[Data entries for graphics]
********

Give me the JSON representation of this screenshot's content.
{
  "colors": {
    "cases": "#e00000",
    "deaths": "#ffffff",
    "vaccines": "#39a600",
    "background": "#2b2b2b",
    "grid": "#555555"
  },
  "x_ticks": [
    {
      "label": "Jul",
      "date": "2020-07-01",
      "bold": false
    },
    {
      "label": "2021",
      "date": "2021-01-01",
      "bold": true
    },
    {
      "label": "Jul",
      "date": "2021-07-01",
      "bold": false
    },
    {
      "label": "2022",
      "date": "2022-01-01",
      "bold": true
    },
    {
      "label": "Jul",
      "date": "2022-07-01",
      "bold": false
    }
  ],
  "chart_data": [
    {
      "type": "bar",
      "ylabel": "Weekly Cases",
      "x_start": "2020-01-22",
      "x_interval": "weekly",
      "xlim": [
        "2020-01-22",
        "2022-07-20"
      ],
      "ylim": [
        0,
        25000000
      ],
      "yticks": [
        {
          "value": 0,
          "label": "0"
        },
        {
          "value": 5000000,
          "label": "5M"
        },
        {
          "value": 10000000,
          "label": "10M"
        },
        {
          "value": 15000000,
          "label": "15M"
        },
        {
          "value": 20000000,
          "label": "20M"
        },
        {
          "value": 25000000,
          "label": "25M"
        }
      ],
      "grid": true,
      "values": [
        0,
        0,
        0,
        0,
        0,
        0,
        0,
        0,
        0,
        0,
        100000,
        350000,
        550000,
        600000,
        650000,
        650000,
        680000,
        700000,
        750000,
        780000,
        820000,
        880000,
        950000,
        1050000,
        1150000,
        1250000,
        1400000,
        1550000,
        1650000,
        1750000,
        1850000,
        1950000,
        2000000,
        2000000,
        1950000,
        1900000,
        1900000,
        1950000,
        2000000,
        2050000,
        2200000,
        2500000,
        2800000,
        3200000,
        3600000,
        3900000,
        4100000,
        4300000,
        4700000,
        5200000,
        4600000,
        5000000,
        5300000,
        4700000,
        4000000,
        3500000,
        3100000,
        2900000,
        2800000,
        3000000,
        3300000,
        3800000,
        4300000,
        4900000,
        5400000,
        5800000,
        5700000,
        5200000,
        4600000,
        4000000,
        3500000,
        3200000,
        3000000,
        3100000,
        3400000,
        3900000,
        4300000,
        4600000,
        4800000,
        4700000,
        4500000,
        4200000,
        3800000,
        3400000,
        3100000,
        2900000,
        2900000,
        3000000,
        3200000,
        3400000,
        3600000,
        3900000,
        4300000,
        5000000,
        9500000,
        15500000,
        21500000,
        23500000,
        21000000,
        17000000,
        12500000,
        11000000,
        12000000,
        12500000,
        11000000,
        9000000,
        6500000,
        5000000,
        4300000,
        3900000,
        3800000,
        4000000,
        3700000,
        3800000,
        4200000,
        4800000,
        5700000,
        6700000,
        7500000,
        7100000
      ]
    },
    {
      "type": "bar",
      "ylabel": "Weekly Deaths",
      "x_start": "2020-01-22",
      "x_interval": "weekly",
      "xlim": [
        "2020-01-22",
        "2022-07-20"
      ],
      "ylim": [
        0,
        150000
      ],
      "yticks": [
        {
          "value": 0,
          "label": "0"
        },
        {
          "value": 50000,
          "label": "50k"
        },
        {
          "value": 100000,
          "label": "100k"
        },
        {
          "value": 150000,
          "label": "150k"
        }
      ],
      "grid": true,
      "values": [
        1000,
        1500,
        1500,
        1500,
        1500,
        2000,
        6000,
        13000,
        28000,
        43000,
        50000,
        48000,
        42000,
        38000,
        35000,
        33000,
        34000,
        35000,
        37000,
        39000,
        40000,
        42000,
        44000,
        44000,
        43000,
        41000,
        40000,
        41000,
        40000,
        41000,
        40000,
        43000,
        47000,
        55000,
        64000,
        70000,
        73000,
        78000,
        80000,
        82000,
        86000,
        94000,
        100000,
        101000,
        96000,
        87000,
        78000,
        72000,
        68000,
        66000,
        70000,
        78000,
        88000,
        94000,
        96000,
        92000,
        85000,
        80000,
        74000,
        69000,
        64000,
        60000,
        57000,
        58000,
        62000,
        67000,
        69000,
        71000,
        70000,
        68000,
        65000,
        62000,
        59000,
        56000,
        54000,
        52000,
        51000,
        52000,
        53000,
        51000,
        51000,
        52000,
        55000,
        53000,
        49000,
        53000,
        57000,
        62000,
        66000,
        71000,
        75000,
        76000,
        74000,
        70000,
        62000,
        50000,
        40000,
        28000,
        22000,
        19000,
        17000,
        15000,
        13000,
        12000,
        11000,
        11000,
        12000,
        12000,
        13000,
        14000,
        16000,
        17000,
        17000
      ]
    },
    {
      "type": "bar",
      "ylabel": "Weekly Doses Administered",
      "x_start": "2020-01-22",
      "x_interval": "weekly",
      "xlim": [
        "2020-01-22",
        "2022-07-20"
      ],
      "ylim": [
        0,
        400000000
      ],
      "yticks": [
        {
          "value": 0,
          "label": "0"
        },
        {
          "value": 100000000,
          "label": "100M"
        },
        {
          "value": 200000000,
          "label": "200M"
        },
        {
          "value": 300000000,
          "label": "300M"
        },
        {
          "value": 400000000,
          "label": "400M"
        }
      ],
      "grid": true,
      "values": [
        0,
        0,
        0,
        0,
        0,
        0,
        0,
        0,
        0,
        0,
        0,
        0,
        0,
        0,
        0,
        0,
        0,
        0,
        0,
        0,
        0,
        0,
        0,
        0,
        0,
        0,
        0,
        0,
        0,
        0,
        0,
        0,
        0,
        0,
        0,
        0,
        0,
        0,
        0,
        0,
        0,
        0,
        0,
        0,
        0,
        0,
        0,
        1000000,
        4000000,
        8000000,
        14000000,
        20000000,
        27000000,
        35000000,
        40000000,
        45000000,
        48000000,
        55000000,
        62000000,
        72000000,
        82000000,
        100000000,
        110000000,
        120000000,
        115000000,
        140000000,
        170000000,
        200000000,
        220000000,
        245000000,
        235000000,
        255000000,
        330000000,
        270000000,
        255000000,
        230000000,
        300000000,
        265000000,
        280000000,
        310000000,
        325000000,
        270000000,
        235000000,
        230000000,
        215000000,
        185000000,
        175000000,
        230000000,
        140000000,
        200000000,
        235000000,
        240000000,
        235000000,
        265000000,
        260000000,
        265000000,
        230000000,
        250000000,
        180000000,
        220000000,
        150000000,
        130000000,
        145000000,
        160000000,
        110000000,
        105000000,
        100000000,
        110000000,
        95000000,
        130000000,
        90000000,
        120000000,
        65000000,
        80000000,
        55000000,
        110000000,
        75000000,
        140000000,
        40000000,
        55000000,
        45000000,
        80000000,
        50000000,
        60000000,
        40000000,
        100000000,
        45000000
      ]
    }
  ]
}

********

▶ [Request] Scan the lines above for "date", then copy every one that has it.

▶ [Expected answer]
      "date": "2020-07-01",
      "date": "2021-01-01",
      "date": "2021-07-01",
      "date": "2022-01-01",
      "date": "2022-07-01",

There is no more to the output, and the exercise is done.